§ **WHAT THIS TASK INVOLVES**: The answer must be a single number: the count of lines in the data below that hold the word "values".

[[ EXERCISE MATERIAL, beginning ]]

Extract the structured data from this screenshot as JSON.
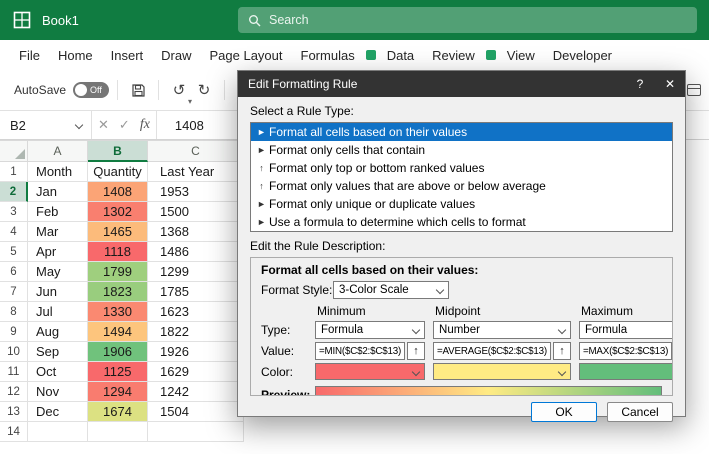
{
  "titlebar": {
    "title": "Book1",
    "search_placeholder": "Search"
  },
  "menu": {
    "items": [
      "File",
      "Home",
      "Insert",
      "Draw",
      "Page Layout",
      "Formulas",
      "Data",
      "Review",
      "View",
      "Developer"
    ]
  },
  "toolbar": {
    "autosave_label": "AutoSave",
    "autosave_state": "Off",
    "undo_glyph": "↺",
    "redo_glyph": "↻"
  },
  "formula_bar": {
    "name_box": "B2",
    "cancel_glyph": "✕",
    "enter_glyph": "✓",
    "fx_label": "fx",
    "value": "1408"
  },
  "grid": {
    "col_headers": [
      "A",
      "B",
      "C"
    ],
    "rows": [
      {
        "n": 1,
        "a": "Month",
        "b": "Quantity",
        "c": "Last Year"
      },
      {
        "n": 2,
        "a": "Jan",
        "b": "1408",
        "c": "1953",
        "b_color": "#FBA476"
      },
      {
        "n": 3,
        "a": "Feb",
        "b": "1302",
        "c": "1500",
        "b_color": "#F97F6F"
      },
      {
        "n": 4,
        "a": "Mar",
        "b": "1465",
        "c": "1368",
        "b_color": "#FCBB7B"
      },
      {
        "n": 5,
        "a": "Apr",
        "b": "1118",
        "c": "1486",
        "b_color": "#F8696B"
      },
      {
        "n": 6,
        "a": "May",
        "b": "1799",
        "c": "1299",
        "b_color": "#9FCF7E"
      },
      {
        "n": 7,
        "a": "Jun",
        "b": "1823",
        "c": "1785",
        "b_color": "#99CD7E"
      },
      {
        "n": 8,
        "a": "Jul",
        "b": "1330",
        "c": "1623",
        "b_color": "#FA8971"
      },
      {
        "n": 9,
        "a": "Aug",
        "b": "1494",
        "c": "1822",
        "b_color": "#FDC57D"
      },
      {
        "n": 10,
        "a": "Sep",
        "b": "1906",
        "c": "1926",
        "b_color": "#70C27C"
      },
      {
        "n": 11,
        "a": "Oct",
        "b": "1125",
        "c": "1629",
        "b_color": "#F8696B"
      },
      {
        "n": 12,
        "a": "Nov",
        "b": "1294",
        "c": "1242",
        "b_color": "#F97C6F"
      },
      {
        "n": 13,
        "a": "Dec",
        "b": "1674",
        "c": "1504",
        "b_color": "#DCE182"
      },
      {
        "n": 14,
        "a": "",
        "b": "",
        "c": ""
      }
    ]
  },
  "dialog": {
    "title": "Edit Formatting Rule",
    "help_glyph": "?",
    "close_glyph": "✕",
    "select_rule_label": "Select a Rule Type:",
    "rule_types": [
      {
        "icon": "►",
        "label": "Format all cells based on their values"
      },
      {
        "icon": "►",
        "label": "Format only cells that contain"
      },
      {
        "icon": "↑",
        "label": "Format only top or bottom ranked values"
      },
      {
        "icon": "↑",
        "label": "Format only values that are above or below average"
      },
      {
        "icon": "►",
        "label": "Format only unique or duplicate values"
      },
      {
        "icon": "►",
        "label": "Use a formula to determine which cells to format"
      }
    ],
    "edit_desc_label": "Edit the Rule Description:",
    "group_title": "Format all cells based on their values:",
    "format_style_label": "Format Style:",
    "format_style_value": "3-Color Scale",
    "col_headers": [
      "Minimum",
      "Midpoint",
      "Maximum"
    ],
    "type_label": "Type:",
    "value_label": "Value:",
    "color_label": "Color:",
    "types": [
      "Formula",
      "Number",
      "Formula"
    ],
    "values": [
      "=MIN($C$2:$C$13)",
      "=AVERAGE($C$2:$C$13)",
      "=MAX($C$2:$C$13)"
    ],
    "range_button_glyph": "↑",
    "colors": [
      "#F8696B",
      "#FFEB84",
      "#63BE7B"
    ],
    "preview_label": "Preview:",
    "ok_label": "OK",
    "cancel_label": "Cancel"
  }
}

[[ EXERCISE MATERIAL, end ]]

§ **EXERCISE OUTPUT**: 6